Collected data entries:
— begin —

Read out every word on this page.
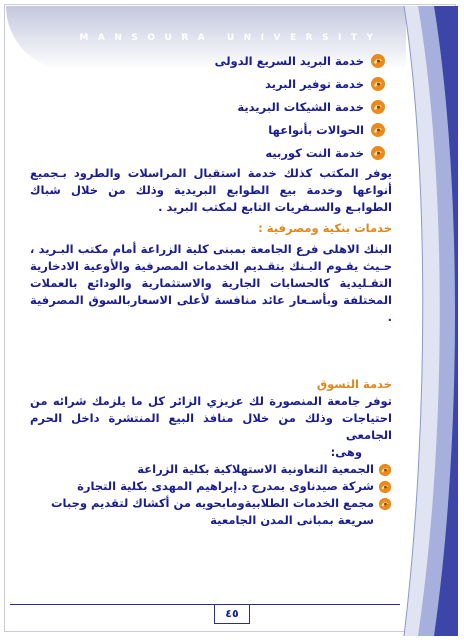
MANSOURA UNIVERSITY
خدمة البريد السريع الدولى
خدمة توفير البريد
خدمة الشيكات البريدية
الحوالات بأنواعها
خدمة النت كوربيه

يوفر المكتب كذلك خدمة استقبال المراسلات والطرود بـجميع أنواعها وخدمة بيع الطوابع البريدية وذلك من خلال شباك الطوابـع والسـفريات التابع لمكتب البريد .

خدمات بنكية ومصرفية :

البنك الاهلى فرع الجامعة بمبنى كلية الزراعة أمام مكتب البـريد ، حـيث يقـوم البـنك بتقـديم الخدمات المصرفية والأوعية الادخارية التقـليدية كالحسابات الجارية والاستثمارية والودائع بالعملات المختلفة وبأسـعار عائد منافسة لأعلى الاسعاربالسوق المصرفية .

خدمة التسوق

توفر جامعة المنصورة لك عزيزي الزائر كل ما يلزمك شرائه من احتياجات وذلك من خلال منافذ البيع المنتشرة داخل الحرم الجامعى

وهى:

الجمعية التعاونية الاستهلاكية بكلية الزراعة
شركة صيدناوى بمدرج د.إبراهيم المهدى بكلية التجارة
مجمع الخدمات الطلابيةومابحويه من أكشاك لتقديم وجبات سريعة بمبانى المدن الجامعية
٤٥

— end —
— begin —

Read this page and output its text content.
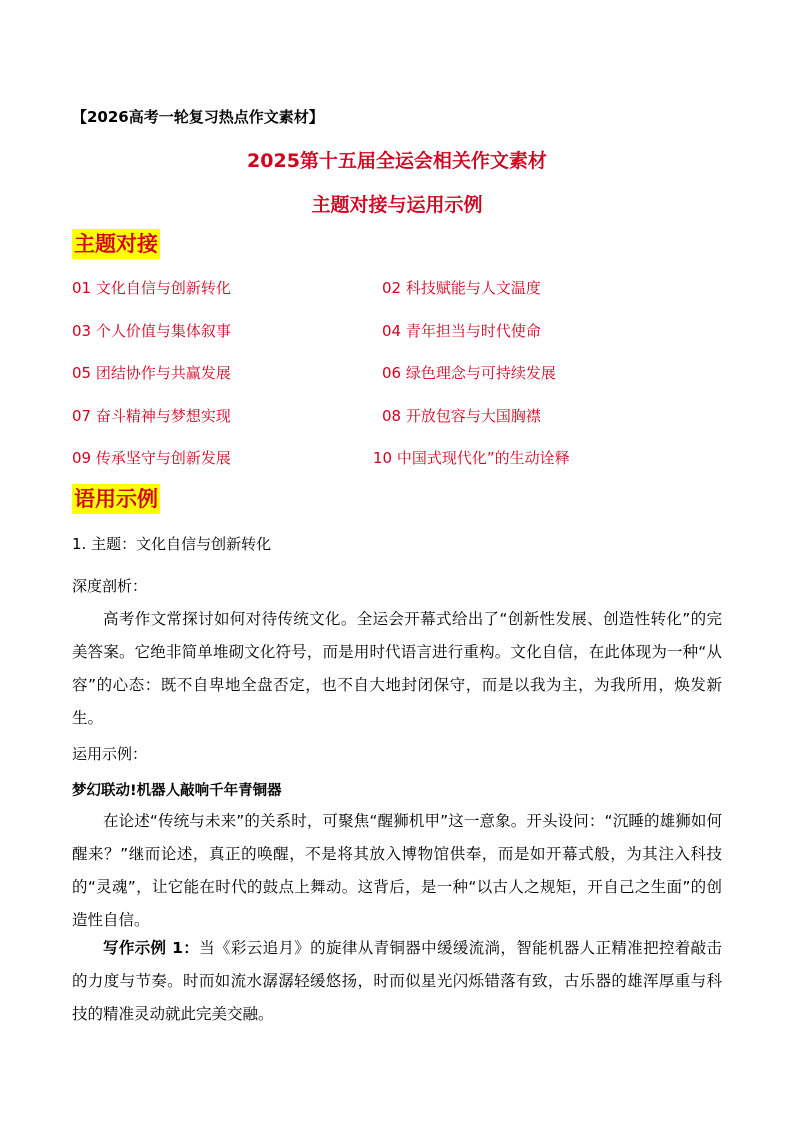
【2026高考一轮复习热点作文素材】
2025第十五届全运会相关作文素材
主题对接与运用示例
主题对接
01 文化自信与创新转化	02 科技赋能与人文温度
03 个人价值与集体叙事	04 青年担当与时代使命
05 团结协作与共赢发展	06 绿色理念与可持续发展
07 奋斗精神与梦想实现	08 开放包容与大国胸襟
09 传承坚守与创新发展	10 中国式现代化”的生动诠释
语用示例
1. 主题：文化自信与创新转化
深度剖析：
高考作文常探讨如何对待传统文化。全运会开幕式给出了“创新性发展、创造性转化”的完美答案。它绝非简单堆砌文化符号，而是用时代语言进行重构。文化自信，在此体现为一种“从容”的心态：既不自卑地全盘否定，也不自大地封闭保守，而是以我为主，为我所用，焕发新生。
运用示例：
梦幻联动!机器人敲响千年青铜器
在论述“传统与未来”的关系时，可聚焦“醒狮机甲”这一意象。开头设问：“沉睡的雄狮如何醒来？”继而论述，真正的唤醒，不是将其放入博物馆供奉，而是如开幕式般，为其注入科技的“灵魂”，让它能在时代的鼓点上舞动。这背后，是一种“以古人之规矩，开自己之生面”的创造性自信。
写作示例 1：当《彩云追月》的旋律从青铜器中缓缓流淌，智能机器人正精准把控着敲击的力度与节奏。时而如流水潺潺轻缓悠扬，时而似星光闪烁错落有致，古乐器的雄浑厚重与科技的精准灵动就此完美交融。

— end —

● **Direction**: Gather from the data above every line with the string "خلال".

● **Solved exercise**:
يوفر المكتب كذلك خدمة استقبال المراسلات والطرود بـجميع أنواعها وخدمة بيع الطوابع البريدية وذلك من خلال شباك الطوابـع والسـفريات التابع لمكتب البريد .
توفر جامعة المنصورة لك عزيزي الزائر كل ما يلزمك شرائه من احتياجات وذلك من خلال منافذ البيع المنتشرة داخل الحرم الجامعى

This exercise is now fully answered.